Return each line of the data below verbatim; pictures are to be left out.
=======
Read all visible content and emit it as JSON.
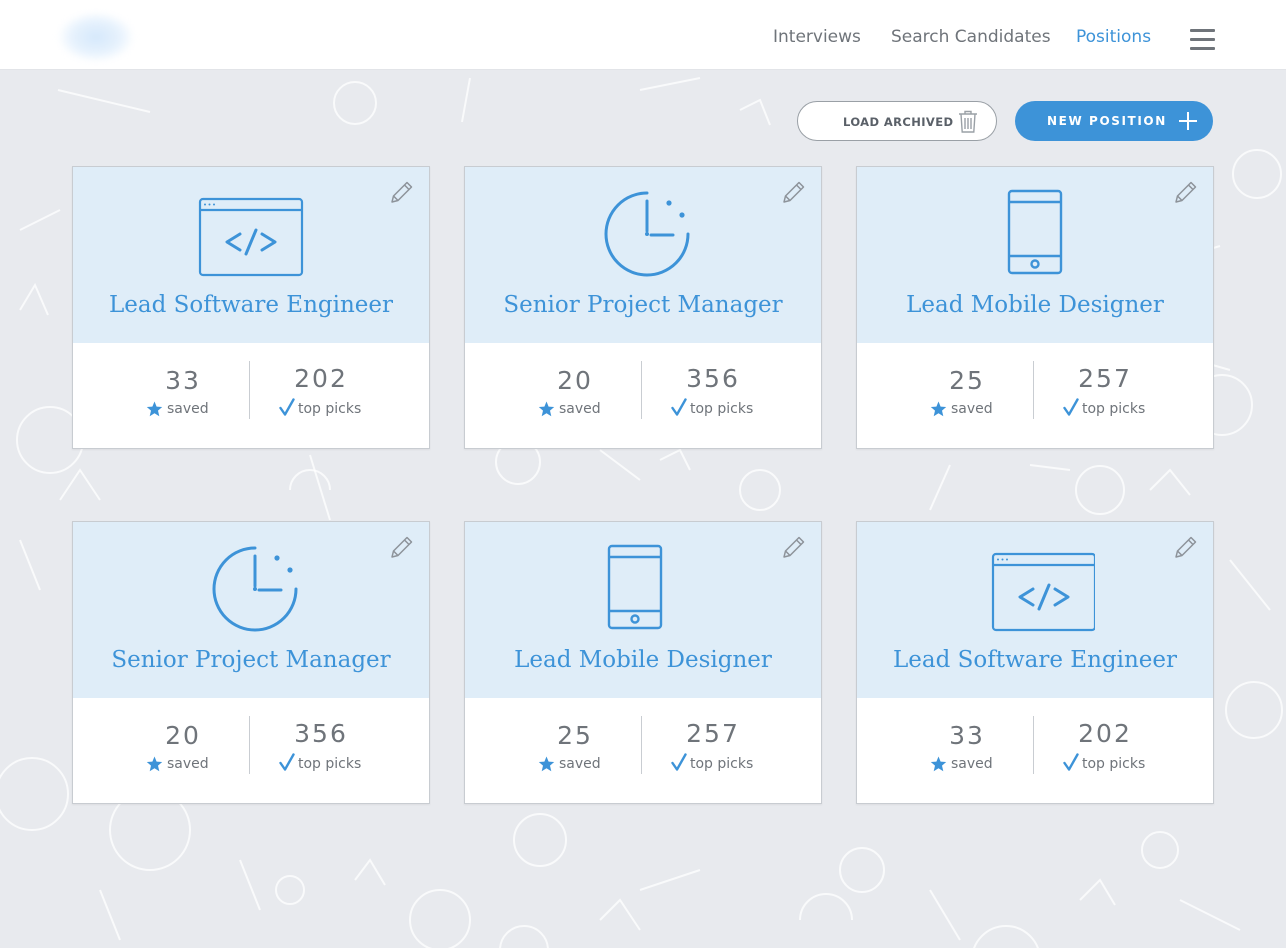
{
  "nav": {
    "items": [
      {
        "label": "Interviews",
        "active": false
      },
      {
        "label": "Search Candidates",
        "active": false
      },
      {
        "label": "Positions",
        "active": true
      }
    ],
    "menu_icon": "hamburger-menu-icon"
  },
  "actions": {
    "load_archived_label": "LOAD ARCHIVED",
    "load_archived_icon": "trash-icon",
    "new_position_label": "NEW POSITION",
    "new_position_icon": "plus-icon"
  },
  "colors": {
    "accent": "#3d93d8",
    "card_header_bg": "#dfedf8",
    "page_bg": "#e8eaee",
    "text_muted": "#6f747a"
  },
  "positions": [
    {
      "title": "Lead Software Engineer",
      "icon": "code-window-icon",
      "saved": "33",
      "saved_label": "saved",
      "top_picks": "202",
      "top_picks_label": "top picks"
    },
    {
      "title": "Senior Project Manager",
      "icon": "clock-chart-icon",
      "saved": "20",
      "saved_label": "saved",
      "top_picks": "356",
      "top_picks_label": "top picks"
    },
    {
      "title": "Lead Mobile Designer",
      "icon": "mobile-device-icon",
      "saved": "25",
      "saved_label": "saved",
      "top_picks": "257",
      "top_picks_label": "top picks"
    },
    {
      "title": "Senior Project Manager",
      "icon": "clock-chart-icon",
      "saved": "20",
      "saved_label": "saved",
      "top_picks": "356",
      "top_picks_label": "top picks"
    },
    {
      "title": "Lead Mobile Designer",
      "icon": "mobile-device-icon",
      "saved": "25",
      "saved_label": "saved",
      "top_picks": "257",
      "top_picks_label": "top picks"
    },
    {
      "title": "Lead Software Engineer",
      "icon": "code-window-icon",
      "saved": "33",
      "saved_label": "saved",
      "top_picks": "202",
      "top_picks_label": "top picks"
    }
  ]
}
=======
Solution below:
Read all visible content and emit it as JSON.
{
  "nav": {
    "items": [
      {
        "label": "Interviews",
        "active": false
      },
      {
        "label": "Search Candidates",
        "active": false
      },
      {
        "label": "Positions",
        "active": true
      }
    ],
    "menu_icon": "hamburger-menu-icon"
  },
  "actions": {
    "load_archived_label": "LOAD ARCHIVED",
    "load_archived_icon": "trash-icon",
    "new_position_label": "NEW POSITION",
    "new_position_icon": "plus-icon"
  },
  "colors": {
    "accent": "#3d93d8",
    "card_header_bg": "#dfedf8",
    "page_bg": "#e8eaee",
    "text_muted": "#6f747a"
  },
  "positions": [
    {
      "title": "Lead Software Engineer",
      "icon": "code-window-icon",
      "saved": "33",
      "saved_label": "saved",
      "top_picks": "202",
      "top_picks_label": "top picks"
    },
    {
      "title": "Senior Project Manager",
      "icon": "clock-chart-icon",
      "saved": "20",
      "saved_label": "saved",
      "top_picks": "356",
      "top_picks_label": "top picks"
    },
    {
      "title": "Lead Mobile Designer",
      "icon": "mobile-device-icon",
      "saved": "25",
      "saved_label": "saved",
      "top_picks": "257",
      "top_picks_label": "top picks"
    },
    {
      "title": "Senior Project Manager",
      "icon": "clock-chart-icon",
      "saved": "20",
      "saved_label": "saved",
      "top_picks": "356",
      "top_picks_label": "top picks"
    },
    {
      "title": "Lead Mobile Designer",
      "icon": "mobile-device-icon",
      "saved": "25",
      "saved_label": "saved",
      "top_picks": "257",
      "top_picks_label": "top picks"
    },
    {
      "title": "Lead Software Engineer",
      "icon": "code-window-icon",
      "saved": "33",
      "saved_label": "saved",
      "top_picks": "202",
      "top_picks_label": "top picks"
    }
  ]
}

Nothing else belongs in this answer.